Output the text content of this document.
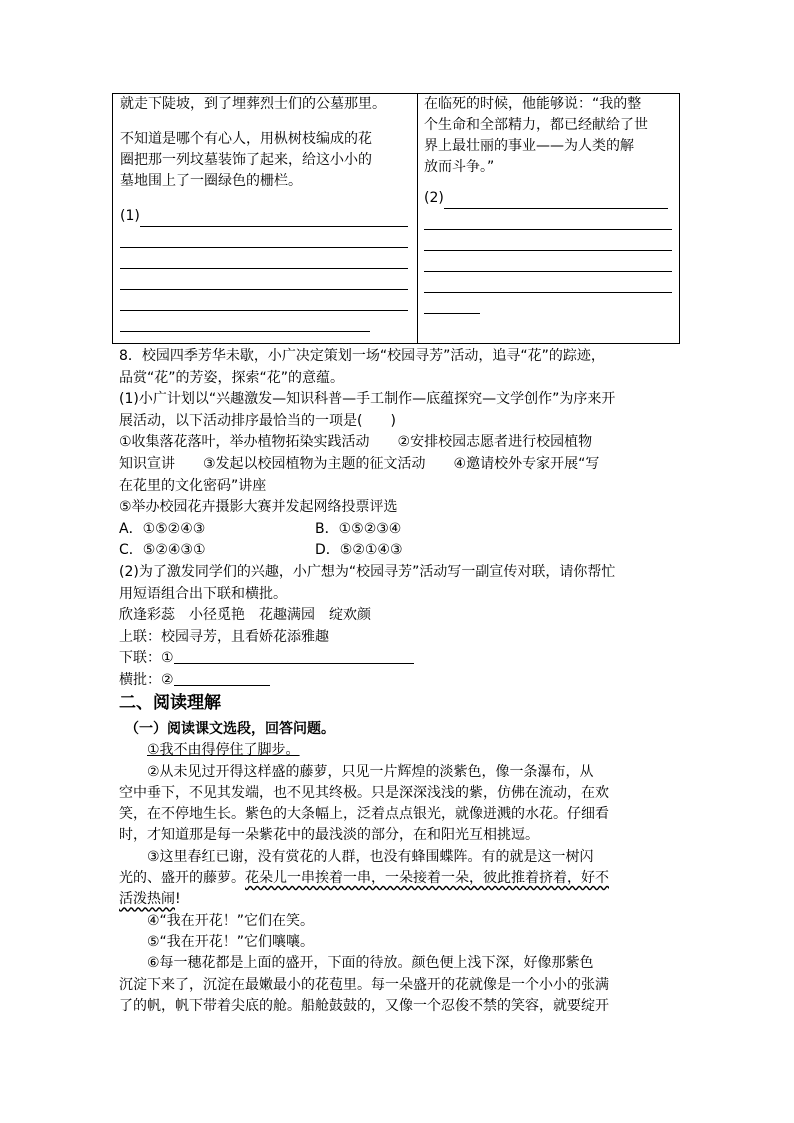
就走下陡坡，到了埋葬烈士们的公墓那里。

不知道是哪个有心人，用枞树枝编成的花

圈把那一列坟墓装饰了起来，给这小小的

墓地围上了一圈绿色的栅栏。

(1)

在临死的时候，他能够说：“我的整

个生命和全部精力，都已经献给了世

界上最壮丽的事业——为人类的解

放而斗争。”

(2)
8．校园四季芳华未歇，小广决定策划一场“校园寻芳”活动，追寻“花”的踪迹，
品赏“花”的芳姿，探索“花”的意蕴。
(1)小广计划以“兴趣激发—知识科普—手工制作—底蕴探究—文学创作”为序来开
展活动，以下活动排序最恰当的一项是(　　)
①收集落花落叶，举办植物拓染实践活动　　②安排校园志愿者进行校园植物
知识宣讲　　③发起以校园植物为主题的征文活动　　④邀请校外专家开展“写
在花里的文化密码”讲座
⑤举办校园花卉摄影大赛并发起网络投票评选
A．①⑤②④③	B．①⑤②③④
C．⑤②④③①	D．⑤②①④③
(2)为了激发同学们的兴趣，小广想为“校园寻芳”活动写一副宣传对联，请你帮忙
用短语组合出下联和横批。
欣逢彩蕊　小径觅艳　花趣满园　绽欢颜
上联：校园寻芳，且看娇花添雅趣
下联：①
横批：②
二、阅读理解
（一）阅读课文选段，回答问题。
①我不由得停住了脚步。
②从未见过开得这样盛的藤萝，只见一片辉煌的淡紫色，像一条瀑布，从
空中垂下，不见其发端，也不见其终极。只是深深浅浅的紫，仿佛在流动，在欢
笑，在不停地生长。紫色的大条幅上，泛着点点银光，就像迸溅的水花。仔细看
时，才知道那是每一朵紫花中的最浅淡的部分，在和阳光互相挑逗。
③这里春红已谢，没有赏花的人群，也没有蜂围蝶阵。有的就是这一树闪
光的、盛开的藤萝。花朵儿一串挨着一串，一朵接着一朵，彼此推着挤着，好不
活泼热闹!
④“我在开花！”它们在笑。
⑤“我在开花！”它们嚷嚷。
⑥每一穗花都是上面的盛开，下面的待放。颜色便上浅下深，好像那紫色
沉淀下来了，沉淀在最嫩最小的花苞里。每一朵盛开的花就像是一个小小的张满
了的帆，帆下带着尖底的舱。船舱鼓鼓的，又像一个忍俊不禁的笑容，就要绽开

# Exercise
Copy the material above exactly and drop the pictures.

# Expected answer
Output the text content of this document.
就走下陡坡，到了埋葬烈士们的公墓那里。

不知道是哪个有心人，用枞树枝编成的花

圈把那一列坟墓装饰了起来，给这小小的

墓地围上了一圈绿色的栅栏。

(1)

在临死的时候，他能够说：“我的整

个生命和全部精力，都已经献给了世

界上最壮丽的事业——为人类的解

放而斗争。”

(2)
8．校园四季芳华未歇，小广决定策划一场“校园寻芳”活动，追寻“花”的踪迹，
品赏“花”的芳姿，探索“花”的意蕴。
(1)小广计划以“兴趣激发—知识科普—手工制作—底蕴探究—文学创作”为序来开
展活动，以下活动排序最恰当的一项是(　　)
①收集落花落叶，举办植物拓染实践活动　　②安排校园志愿者进行校园植物
知识宣讲　　③发起以校园植物为主题的征文活动　　④邀请校外专家开展“写
在花里的文化密码”讲座
⑤举办校园花卉摄影大赛并发起网络投票评选
A．①⑤②④③	B．①⑤②③④
C．⑤②④③①	D．⑤②①④③
(2)为了激发同学们的兴趣，小广想为“校园寻芳”活动写一副宣传对联，请你帮忙
用短语组合出下联和横批。
欣逢彩蕊　小径觅艳　花趣满园　绽欢颜
上联：校园寻芳，且看娇花添雅趣
下联：①
横批：②
二、阅读理解
（一）阅读课文选段，回答问题。
①我不由得停住了脚步。
②从未见过开得这样盛的藤萝，只见一片辉煌的淡紫色，像一条瀑布，从
空中垂下，不见其发端，也不见其终极。只是深深浅浅的紫，仿佛在流动，在欢
笑，在不停地生长。紫色的大条幅上，泛着点点银光，就像迸溅的水花。仔细看
时，才知道那是每一朵紫花中的最浅淡的部分，在和阳光互相挑逗。
③这里春红已谢，没有赏花的人群，也没有蜂围蝶阵。有的就是这一树闪
光的、盛开的藤萝。花朵儿一串挨着一串，一朵接着一朵，彼此推着挤着，好不
活泼热闹!
④“我在开花！”它们在笑。
⑤“我在开花！”它们嚷嚷。
⑥每一穗花都是上面的盛开，下面的待放。颜色便上浅下深，好像那紫色
沉淀下来了，沉淀在最嫩最小的花苞里。每一朵盛开的花就像是一个小小的张满
了的帆，帆下带着尖底的舱。船舱鼓鼓的，又像一个忍俊不禁的笑容，就要绽开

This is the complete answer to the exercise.